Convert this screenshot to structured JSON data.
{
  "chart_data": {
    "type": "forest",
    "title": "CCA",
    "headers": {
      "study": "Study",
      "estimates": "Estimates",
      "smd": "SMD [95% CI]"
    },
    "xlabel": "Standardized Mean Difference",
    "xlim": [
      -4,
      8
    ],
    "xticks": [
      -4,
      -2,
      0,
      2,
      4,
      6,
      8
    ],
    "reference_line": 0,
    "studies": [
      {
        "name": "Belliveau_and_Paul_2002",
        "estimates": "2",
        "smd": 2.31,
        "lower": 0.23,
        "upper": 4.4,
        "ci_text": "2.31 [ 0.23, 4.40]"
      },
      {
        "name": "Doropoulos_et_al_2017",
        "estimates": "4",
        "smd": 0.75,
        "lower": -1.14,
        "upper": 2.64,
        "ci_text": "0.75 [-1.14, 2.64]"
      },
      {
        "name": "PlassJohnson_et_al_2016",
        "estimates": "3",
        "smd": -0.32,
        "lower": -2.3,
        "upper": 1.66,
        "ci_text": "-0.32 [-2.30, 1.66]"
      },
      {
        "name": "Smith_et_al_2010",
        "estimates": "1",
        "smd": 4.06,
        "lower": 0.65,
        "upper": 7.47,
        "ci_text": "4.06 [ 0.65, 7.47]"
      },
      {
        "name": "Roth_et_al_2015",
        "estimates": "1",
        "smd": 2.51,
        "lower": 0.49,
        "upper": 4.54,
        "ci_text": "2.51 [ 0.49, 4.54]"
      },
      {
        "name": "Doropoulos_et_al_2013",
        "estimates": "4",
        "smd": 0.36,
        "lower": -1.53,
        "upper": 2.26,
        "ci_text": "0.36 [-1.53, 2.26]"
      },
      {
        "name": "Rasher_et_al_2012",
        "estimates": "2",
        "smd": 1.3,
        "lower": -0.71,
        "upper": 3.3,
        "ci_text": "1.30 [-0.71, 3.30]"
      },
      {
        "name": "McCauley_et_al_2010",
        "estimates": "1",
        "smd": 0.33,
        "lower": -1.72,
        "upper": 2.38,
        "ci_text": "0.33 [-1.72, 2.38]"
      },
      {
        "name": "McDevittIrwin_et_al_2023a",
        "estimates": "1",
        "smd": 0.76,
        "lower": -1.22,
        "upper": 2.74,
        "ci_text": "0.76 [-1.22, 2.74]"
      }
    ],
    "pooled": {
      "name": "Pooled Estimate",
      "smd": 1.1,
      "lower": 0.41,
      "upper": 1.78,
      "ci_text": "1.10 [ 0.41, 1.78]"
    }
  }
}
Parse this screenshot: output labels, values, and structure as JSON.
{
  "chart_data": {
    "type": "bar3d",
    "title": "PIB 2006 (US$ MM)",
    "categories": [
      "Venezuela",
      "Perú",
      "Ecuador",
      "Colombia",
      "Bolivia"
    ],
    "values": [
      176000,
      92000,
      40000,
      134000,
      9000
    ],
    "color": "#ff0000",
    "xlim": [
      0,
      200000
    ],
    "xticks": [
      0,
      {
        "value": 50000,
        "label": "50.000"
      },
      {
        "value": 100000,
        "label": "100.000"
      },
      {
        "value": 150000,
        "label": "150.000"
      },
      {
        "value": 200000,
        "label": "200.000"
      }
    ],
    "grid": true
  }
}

▸ **GIVEN INSTRUCTION**
Return the material exactly as it stands.

▸ **ANSWER FOR THE TASK**
Convert this screenshot to structured JSON data.
{
  "chart_data": {
    "type": "forest",
    "title": "CCA",
    "headers": {
      "study": "Study",
      "estimates": "Estimates",
      "smd": "SMD [95% CI]"
    },
    "xlabel": "Standardized Mean Difference",
    "xlim": [
      -4,
      8
    ],
    "xticks": [
      -4,
      -2,
      0,
      2,
      4,
      6,
      8
    ],
    "reference_line": 0,
    "studies": [
      {
        "name": "Belliveau_and_Paul_2002",
        "estimates": "2",
        "smd": 2.31,
        "lower": 0.23,
        "upper": 4.4,
        "ci_text": "2.31 [ 0.23, 4.40]"
      },
      {
        "name": "Doropoulos_et_al_2017",
        "estimates": "4",
        "smd": 0.75,
        "lower": -1.14,
        "upper": 2.64,
        "ci_text": "0.75 [-1.14, 2.64]"
      },
      {
        "name": "PlassJohnson_et_al_2016",
        "estimates": "3",
        "smd": -0.32,
        "lower": -2.3,
        "upper": 1.66,
        "ci_text": "-0.32 [-2.30, 1.66]"
      },
      {
        "name": "Smith_et_al_2010",
        "estimates": "1",
        "smd": 4.06,
        "lower": 0.65,
        "upper": 7.47,
        "ci_text": "4.06 [ 0.65, 7.47]"
      },
      {
        "name": "Roth_et_al_2015",
        "estimates": "1",
        "smd": 2.51,
        "lower": 0.49,
        "upper": 4.54,
        "ci_text": "2.51 [ 0.49, 4.54]"
      },
      {
        "name": "Doropoulos_et_al_2013",
        "estimates": "4",
        "smd": 0.36,
        "lower": -1.53,
        "upper": 2.26,
        "ci_text": "0.36 [-1.53, 2.26]"
      },
      {
        "name": "Rasher_et_al_2012",
        "estimates": "2",
        "smd": 1.3,
        "lower": -0.71,
        "upper": 3.3,
        "ci_text": "1.30 [-0.71, 3.30]"
      },
      {
        "name": "McCauley_et_al_2010",
        "estimates": "1",
        "smd": 0.33,
        "lower": -1.72,
        "upper": 2.38,
        "ci_text": "0.33 [-1.72, 2.38]"
      },
      {
        "name": "McDevittIrwin_et_al_2023a",
        "estimates": "1",
        "smd": 0.76,
        "lower": -1.22,
        "upper": 2.74,
        "ci_text": "0.76 [-1.22, 2.74]"
      }
    ],
    "pooled": {
      "name": "Pooled Estimate",
      "smd": 1.1,
      "lower": 0.41,
      "upper": 1.78,
      "ci_text": "1.10 [ 0.41, 1.78]"
    }
  }
}
Parse this screenshot: output labels, values, and structure as JSON.
{
  "chart_data": {
    "type": "bar3d",
    "title": "PIB 2006 (US$ MM)",
    "categories": [
      "Venezuela",
      "Perú",
      "Ecuador",
      "Colombia",
      "Bolivia"
    ],
    "values": [
      176000,
      92000,
      40000,
      134000,
      9000
    ],
    "color": "#ff0000",
    "xlim": [
      0,
      200000
    ],
    "xticks": [
      0,
      {
        "value": 50000,
        "label": "50.000"
      },
      {
        "value": 100000,
        "label": "100.000"
      },
      {
        "value": 150000,
        "label": "150.000"
      },
      {
        "value": 200000,
        "label": "200.000"
      }
    ],
    "grid": true
  }
}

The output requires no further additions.